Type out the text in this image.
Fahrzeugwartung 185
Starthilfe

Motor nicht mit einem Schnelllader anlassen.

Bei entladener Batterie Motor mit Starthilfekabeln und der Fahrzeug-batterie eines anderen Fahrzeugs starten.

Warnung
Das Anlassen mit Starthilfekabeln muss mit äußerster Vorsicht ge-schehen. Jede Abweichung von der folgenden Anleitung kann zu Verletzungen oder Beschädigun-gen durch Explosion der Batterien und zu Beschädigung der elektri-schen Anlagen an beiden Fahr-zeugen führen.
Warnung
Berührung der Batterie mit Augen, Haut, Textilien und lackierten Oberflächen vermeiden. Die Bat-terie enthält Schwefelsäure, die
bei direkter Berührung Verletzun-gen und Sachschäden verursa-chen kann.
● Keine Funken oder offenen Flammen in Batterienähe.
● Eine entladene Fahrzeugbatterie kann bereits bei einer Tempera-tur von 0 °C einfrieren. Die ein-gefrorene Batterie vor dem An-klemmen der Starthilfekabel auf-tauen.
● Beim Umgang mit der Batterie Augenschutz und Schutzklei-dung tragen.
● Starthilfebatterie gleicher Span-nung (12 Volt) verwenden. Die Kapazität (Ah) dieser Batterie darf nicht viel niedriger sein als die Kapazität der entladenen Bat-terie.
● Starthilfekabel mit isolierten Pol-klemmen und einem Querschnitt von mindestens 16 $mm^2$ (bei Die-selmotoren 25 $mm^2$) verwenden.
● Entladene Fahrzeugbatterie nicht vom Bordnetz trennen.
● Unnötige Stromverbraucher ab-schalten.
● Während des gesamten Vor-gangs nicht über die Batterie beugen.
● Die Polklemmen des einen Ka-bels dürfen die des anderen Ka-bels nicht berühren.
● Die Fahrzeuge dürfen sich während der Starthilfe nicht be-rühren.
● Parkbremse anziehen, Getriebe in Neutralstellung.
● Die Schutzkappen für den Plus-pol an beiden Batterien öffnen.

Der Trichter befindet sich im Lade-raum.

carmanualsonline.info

Task statement: Show all lines above holding "einem".

Solved exercise:
Motor nicht mit einem Schnelllader anlassen.
● Starthilfekabel mit isolierten Pol-klemmen und einem Querschnitt von mindestens 16 $mm^2$ (bei Die-selmotoren 25 $mm^2$) verwenden.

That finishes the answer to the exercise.